_DATA SHOWN_
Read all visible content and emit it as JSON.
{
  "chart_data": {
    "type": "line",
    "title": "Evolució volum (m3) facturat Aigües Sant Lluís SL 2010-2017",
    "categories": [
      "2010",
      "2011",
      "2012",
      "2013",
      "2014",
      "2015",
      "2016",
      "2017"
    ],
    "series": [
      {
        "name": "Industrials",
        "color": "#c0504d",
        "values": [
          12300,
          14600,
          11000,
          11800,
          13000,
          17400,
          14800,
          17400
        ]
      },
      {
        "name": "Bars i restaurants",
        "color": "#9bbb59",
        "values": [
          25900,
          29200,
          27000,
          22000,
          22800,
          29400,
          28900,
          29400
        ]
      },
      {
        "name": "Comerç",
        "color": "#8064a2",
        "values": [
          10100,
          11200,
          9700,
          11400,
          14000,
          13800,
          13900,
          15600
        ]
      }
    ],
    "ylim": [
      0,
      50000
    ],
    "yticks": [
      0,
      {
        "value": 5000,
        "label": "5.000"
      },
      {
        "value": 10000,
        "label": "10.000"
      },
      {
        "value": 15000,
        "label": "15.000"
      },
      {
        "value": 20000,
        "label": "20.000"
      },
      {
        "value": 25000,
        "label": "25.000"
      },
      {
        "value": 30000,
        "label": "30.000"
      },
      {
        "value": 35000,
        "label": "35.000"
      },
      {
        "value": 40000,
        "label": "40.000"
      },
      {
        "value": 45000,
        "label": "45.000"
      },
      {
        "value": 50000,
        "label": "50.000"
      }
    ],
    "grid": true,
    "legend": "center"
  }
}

...

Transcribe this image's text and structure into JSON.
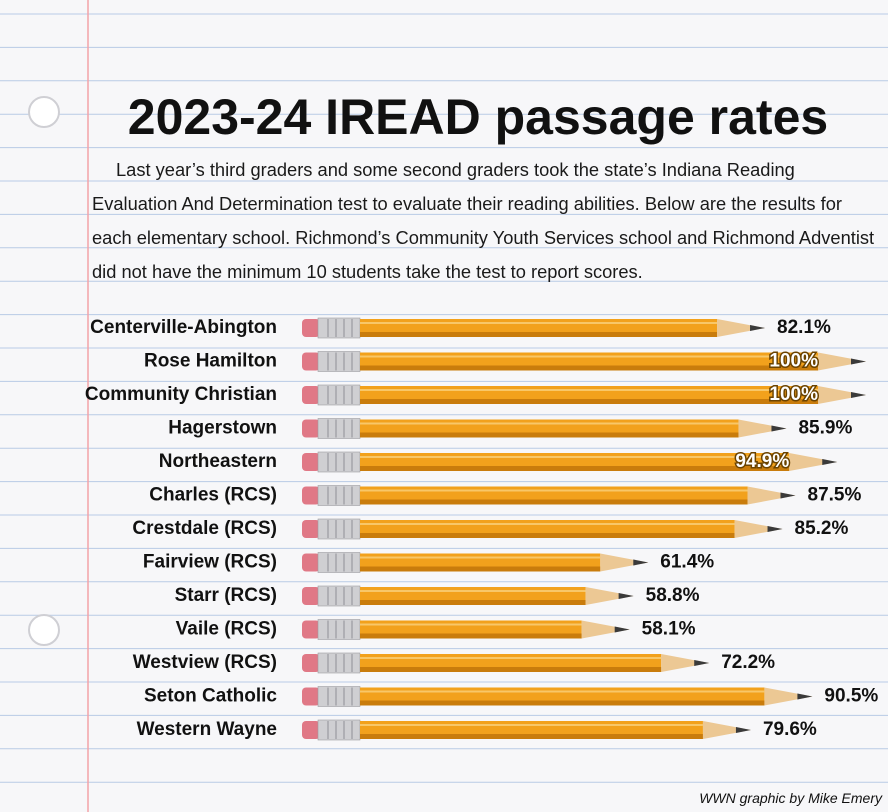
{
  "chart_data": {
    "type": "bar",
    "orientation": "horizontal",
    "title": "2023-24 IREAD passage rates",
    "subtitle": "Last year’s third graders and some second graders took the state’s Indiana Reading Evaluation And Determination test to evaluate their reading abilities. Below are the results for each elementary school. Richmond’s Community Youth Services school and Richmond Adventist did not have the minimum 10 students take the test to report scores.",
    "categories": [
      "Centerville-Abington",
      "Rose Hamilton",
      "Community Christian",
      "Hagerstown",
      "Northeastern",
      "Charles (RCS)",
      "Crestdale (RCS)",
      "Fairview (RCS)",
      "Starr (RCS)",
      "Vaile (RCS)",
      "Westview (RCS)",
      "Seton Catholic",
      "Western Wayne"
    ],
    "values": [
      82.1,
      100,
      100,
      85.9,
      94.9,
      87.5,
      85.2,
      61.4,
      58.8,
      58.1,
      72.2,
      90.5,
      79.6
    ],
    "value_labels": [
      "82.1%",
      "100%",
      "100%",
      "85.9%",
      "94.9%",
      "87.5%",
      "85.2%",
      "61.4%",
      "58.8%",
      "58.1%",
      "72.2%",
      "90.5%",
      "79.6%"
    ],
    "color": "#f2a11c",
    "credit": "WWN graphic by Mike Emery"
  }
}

_SHORT EXERCISE_
The lines to collect are those holding the string "Community"; copy them all.

_TASK OUTPUT_
    "subtitle": "Last year’s third graders and some second graders took the state’s Indiana Reading Evaluation And Determination test to evaluate their reading abilities. Below are the results for each elementary school. Richmond’s Community Youth Services school and Richmond Adventist did not have the minimum 10 students take the test to report scores.",
      "Community Christian",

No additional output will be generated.